Read the records below. Copy each line where the string "überall" occurs.

..........

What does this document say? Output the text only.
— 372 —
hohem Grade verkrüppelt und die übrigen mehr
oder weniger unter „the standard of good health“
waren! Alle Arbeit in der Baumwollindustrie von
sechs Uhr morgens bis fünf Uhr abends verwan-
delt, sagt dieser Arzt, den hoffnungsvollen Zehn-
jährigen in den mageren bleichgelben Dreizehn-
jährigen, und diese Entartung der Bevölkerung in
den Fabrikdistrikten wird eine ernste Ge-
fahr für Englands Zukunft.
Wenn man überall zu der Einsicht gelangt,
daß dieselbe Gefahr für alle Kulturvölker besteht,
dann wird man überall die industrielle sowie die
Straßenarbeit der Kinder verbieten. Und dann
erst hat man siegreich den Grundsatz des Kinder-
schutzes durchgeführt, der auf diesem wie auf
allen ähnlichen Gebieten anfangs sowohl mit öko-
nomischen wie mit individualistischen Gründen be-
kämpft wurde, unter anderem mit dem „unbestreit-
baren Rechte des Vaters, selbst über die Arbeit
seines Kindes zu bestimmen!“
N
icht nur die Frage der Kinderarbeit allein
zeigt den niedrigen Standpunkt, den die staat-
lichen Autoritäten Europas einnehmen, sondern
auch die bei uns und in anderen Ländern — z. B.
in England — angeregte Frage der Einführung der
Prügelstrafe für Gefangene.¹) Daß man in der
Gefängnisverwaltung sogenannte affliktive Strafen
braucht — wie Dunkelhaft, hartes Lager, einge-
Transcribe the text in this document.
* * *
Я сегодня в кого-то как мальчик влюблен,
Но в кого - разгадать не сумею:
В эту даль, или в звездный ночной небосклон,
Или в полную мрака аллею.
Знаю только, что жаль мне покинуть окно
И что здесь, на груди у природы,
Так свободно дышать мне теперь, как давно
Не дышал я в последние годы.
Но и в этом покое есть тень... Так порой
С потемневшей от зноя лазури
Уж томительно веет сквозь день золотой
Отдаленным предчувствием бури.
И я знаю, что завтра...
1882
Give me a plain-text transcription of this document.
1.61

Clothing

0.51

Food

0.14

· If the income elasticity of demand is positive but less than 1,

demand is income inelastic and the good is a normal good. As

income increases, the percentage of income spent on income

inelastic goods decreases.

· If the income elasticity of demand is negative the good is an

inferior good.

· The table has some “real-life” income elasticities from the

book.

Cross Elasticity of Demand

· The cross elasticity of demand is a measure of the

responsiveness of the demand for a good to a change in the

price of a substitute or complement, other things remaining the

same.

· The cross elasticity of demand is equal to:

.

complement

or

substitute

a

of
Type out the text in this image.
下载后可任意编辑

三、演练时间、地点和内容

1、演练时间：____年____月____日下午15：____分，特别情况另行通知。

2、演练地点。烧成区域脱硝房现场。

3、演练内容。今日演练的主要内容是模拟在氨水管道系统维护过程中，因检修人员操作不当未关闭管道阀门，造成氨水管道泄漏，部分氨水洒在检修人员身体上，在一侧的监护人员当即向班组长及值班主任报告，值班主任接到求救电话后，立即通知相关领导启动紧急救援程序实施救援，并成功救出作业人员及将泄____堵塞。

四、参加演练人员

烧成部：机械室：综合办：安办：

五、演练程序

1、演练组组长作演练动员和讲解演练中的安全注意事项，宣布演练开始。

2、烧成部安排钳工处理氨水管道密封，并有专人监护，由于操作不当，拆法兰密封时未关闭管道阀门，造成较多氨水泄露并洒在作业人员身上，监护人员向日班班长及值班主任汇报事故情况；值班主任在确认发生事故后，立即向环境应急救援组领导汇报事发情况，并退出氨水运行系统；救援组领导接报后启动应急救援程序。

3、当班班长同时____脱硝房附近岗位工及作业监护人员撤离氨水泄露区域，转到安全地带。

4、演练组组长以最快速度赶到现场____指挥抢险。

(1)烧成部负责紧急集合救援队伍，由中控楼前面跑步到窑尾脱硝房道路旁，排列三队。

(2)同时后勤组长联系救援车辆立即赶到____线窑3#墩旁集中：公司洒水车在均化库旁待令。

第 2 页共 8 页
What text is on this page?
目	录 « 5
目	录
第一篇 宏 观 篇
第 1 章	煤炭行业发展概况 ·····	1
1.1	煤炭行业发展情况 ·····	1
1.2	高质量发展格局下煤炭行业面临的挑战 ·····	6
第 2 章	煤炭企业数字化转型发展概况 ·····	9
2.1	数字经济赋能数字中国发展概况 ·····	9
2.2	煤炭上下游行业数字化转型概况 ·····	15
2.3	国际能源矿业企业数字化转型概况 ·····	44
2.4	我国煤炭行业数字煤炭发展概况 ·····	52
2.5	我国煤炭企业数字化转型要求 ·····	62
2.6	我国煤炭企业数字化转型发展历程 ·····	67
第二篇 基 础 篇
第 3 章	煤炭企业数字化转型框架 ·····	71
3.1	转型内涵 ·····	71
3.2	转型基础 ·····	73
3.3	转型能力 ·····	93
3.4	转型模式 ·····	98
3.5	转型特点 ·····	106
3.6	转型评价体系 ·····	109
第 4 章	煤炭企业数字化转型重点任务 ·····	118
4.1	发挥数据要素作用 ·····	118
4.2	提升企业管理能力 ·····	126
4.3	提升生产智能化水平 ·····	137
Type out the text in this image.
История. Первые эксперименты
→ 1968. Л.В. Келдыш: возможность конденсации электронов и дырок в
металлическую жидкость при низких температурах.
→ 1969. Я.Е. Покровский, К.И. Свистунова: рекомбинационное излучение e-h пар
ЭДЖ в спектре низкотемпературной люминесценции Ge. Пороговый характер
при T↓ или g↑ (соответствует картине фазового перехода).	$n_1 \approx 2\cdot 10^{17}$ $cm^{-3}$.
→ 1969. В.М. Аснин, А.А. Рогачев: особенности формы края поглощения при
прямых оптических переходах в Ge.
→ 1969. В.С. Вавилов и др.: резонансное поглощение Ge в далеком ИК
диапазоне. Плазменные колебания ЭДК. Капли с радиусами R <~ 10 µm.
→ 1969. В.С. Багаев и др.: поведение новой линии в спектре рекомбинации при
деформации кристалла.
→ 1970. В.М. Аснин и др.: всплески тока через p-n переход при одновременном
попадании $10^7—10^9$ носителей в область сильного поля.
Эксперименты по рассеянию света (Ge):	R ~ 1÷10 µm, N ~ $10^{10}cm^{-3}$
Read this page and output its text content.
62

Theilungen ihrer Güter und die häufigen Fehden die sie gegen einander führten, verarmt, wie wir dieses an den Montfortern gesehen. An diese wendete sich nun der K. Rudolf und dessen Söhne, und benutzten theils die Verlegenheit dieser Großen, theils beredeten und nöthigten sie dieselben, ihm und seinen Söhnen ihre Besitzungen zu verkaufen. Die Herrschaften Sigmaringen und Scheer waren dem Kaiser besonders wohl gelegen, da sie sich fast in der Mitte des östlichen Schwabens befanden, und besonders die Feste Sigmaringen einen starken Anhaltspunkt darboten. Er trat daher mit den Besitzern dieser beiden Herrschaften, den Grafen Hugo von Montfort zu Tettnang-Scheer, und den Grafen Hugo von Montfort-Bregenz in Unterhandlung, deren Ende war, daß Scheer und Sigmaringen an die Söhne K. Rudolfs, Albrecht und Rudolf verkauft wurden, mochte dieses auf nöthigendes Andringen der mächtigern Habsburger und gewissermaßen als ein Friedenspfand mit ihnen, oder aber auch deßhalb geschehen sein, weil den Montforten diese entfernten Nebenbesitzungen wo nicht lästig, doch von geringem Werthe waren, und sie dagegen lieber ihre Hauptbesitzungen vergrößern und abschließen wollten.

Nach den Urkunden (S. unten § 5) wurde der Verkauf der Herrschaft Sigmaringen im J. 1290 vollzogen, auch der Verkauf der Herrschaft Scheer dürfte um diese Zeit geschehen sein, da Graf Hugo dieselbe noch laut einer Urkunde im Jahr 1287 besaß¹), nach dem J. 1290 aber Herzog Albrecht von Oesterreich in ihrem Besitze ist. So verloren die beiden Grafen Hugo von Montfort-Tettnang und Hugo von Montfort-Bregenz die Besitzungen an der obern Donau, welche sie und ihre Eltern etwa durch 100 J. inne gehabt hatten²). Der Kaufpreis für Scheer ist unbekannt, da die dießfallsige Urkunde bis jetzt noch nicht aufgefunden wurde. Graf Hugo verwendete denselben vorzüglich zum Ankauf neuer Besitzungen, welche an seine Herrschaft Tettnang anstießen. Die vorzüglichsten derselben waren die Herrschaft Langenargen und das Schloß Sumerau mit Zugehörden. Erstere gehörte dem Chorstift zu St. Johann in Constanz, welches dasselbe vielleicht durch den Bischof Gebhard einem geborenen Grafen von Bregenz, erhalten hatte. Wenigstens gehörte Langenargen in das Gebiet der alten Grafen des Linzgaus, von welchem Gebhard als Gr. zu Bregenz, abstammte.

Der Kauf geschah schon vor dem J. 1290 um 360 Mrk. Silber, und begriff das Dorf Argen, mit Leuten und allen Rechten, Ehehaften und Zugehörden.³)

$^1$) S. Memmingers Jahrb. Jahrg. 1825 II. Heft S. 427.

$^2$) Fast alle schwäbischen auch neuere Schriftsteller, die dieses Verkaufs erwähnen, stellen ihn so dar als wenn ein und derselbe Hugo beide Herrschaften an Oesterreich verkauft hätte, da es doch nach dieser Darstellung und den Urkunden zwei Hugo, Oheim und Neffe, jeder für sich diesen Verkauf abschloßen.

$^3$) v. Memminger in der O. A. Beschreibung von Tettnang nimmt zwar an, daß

..........

*ANSWER BELOW:*
Wenn man überall zu der Einsicht gelangt,
dann wird man überall die industrielle sowie die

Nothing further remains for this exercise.